WHAT IS ASKED:
Reproduce each line of the listing exactly.

RECORDS FOR THE EXERCISE:
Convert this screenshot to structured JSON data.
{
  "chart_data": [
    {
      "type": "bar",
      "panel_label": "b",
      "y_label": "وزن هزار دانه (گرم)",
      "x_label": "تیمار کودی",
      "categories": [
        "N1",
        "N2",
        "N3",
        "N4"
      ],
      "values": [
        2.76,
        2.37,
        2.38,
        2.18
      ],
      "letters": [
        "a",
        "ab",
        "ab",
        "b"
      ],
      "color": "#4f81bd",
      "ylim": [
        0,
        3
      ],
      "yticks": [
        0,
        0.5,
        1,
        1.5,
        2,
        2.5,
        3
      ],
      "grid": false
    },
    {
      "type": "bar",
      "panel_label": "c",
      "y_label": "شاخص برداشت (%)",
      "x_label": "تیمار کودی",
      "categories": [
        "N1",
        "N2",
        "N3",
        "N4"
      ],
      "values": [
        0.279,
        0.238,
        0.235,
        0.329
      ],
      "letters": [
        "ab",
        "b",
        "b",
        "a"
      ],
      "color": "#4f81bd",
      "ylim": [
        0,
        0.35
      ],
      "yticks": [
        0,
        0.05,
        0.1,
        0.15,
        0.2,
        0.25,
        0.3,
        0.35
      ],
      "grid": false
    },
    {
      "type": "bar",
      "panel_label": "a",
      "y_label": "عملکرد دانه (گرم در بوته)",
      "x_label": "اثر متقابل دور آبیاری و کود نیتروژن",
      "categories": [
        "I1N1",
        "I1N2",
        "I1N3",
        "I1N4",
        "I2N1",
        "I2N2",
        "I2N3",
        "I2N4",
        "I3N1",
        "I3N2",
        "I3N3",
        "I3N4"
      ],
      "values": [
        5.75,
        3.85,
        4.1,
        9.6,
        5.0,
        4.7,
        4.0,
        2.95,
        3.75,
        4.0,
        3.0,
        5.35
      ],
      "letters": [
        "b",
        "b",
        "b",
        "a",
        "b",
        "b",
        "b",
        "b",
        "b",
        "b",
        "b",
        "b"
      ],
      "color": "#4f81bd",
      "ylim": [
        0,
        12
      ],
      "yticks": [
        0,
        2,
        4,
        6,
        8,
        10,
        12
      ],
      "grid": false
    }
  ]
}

THE REPLY:
Convert this screenshot to structured JSON data.
{
  "chart_data": [
    {
      "type": "bar",
      "panel_label": "b",
      "y_label": "وزن هزار دانه (گرم)",
      "x_label": "تیمار کودی",
      "categories": [
        "N1",
        "N2",
        "N3",
        "N4"
      ],
      "values": [
        2.76,
        2.37,
        2.38,
        2.18
      ],
      "letters": [
        "a",
        "ab",
        "ab",
        "b"
      ],
      "color": "#4f81bd",
      "ylim": [
        0,
        3
      ],
      "yticks": [
        0,
        0.5,
        1,
        1.5,
        2,
        2.5,
        3
      ],
      "grid": false
    },
    {
      "type": "bar",
      "panel_label": "c",
      "y_label": "شاخص برداشت (%)",
      "x_label": "تیمار کودی",
      "categories": [
        "N1",
        "N2",
        "N3",
        "N4"
      ],
      "values": [
        0.279,
        0.238,
        0.235,
        0.329
      ],
      "letters": [
        "ab",
        "b",
        "b",
        "a"
      ],
      "color": "#4f81bd",
      "ylim": [
        0,
        0.35
      ],
      "yticks": [
        0,
        0.05,
        0.1,
        0.15,
        0.2,
        0.25,
        0.3,
        0.35
      ],
      "grid": false
    },
    {
      "type": "bar",
      "panel_label": "a",
      "y_label": "عملکرد دانه (گرم در بوته)",
      "x_label": "اثر متقابل دور آبیاری و کود نیتروژن",
      "categories": [
        "I1N1",
        "I1N2",
        "I1N3",
        "I1N4",
        "I2N1",
        "I2N2",
        "I2N3",
        "I2N4",
        "I3N1",
        "I3N2",
        "I3N3",
        "I3N4"
      ],
      "values": [
        5.75,
        3.85,
        4.1,
        9.6,
        5.0,
        4.7,
        4.0,
        2.95,
        3.75,
        4.0,
        3.0,
        5.35
      ],
      "letters": [
        "b",
        "b",
        "b",
        "a",
        "b",
        "b",
        "b",
        "b",
        "b",
        "b",
        "b",
        "b"
      ],
      "color": "#4f81bd",
      "ylim": [
        0,
        12
      ],
      "yticks": [
        0,
        2,
        4,
        6,
        8,
        10,
        12
      ],
      "grid": false
    }
  ]
}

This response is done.